▶ [PROBLEM DETAILS]:
Your task is to repeat the entries underneath exactly, minus the pictures.

▶ [RECORDS SUPPLIED]:
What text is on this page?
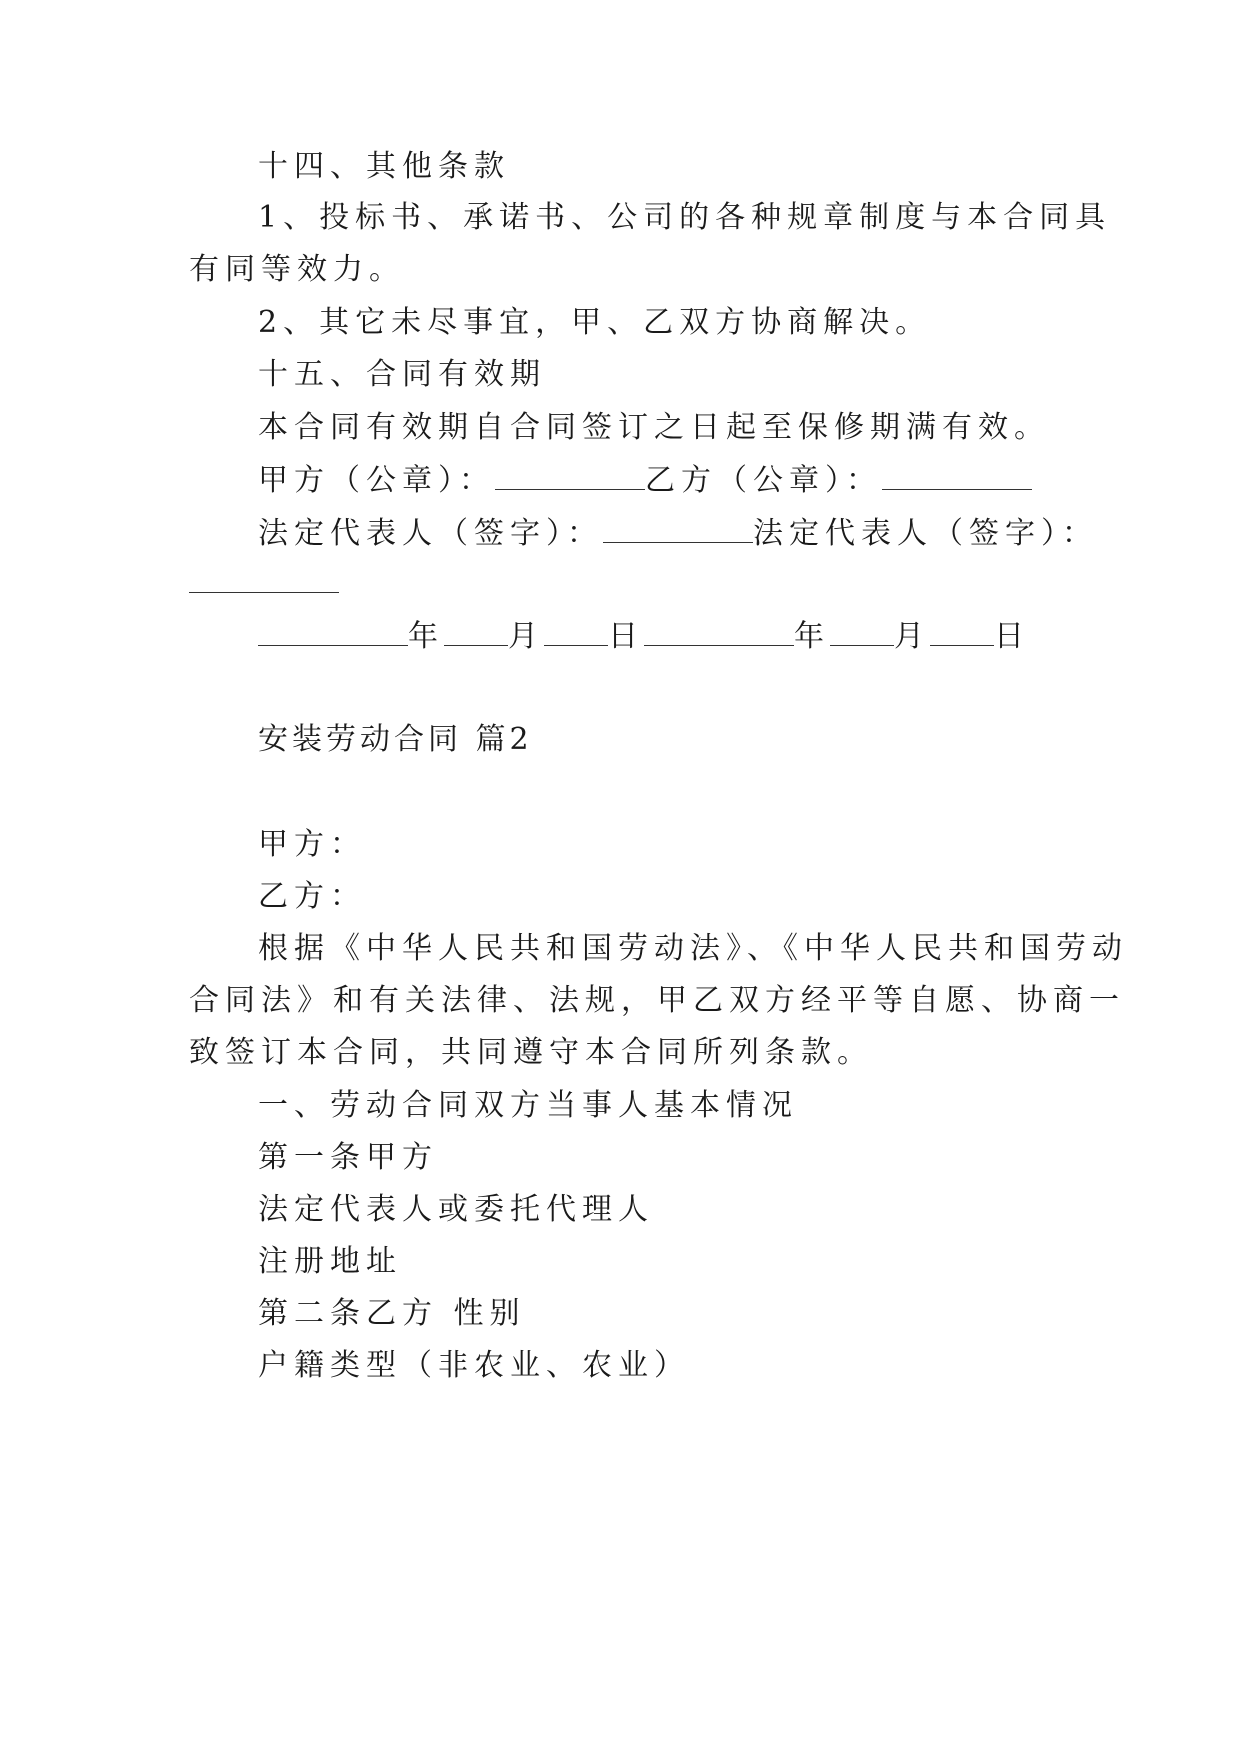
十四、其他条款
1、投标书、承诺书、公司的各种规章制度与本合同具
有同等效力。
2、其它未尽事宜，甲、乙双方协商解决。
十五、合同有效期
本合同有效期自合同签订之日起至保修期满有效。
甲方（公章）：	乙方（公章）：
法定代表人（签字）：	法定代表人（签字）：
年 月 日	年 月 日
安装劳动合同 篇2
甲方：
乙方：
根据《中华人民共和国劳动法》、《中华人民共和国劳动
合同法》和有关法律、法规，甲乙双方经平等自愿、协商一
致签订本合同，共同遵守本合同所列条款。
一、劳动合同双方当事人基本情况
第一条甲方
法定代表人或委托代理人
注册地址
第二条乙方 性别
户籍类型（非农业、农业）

▶ [TASK ANSWER]:
What text is on this page?
十四、其他条款
1、投标书、承诺书、公司的各种规章制度与本合同具
有同等效力。
2、其它未尽事宜，甲、乙双方协商解决。
十五、合同有效期
本合同有效期自合同签订之日起至保修期满有效。
甲方（公章）：	乙方（公章）：
法定代表人（签字）：	法定代表人（签字）：
年 月 日	年 月 日
安装劳动合同 篇2
甲方：
乙方：
根据《中华人民共和国劳动法》、《中华人民共和国劳动
合同法》和有关法律、法规，甲乙双方经平等自愿、协商一
致签订本合同，共同遵守本合同所列条款。
一、劳动合同双方当事人基本情况
第一条甲方
法定代表人或委托代理人
注册地址
第二条乙方 性别
户籍类型（非农业、农业）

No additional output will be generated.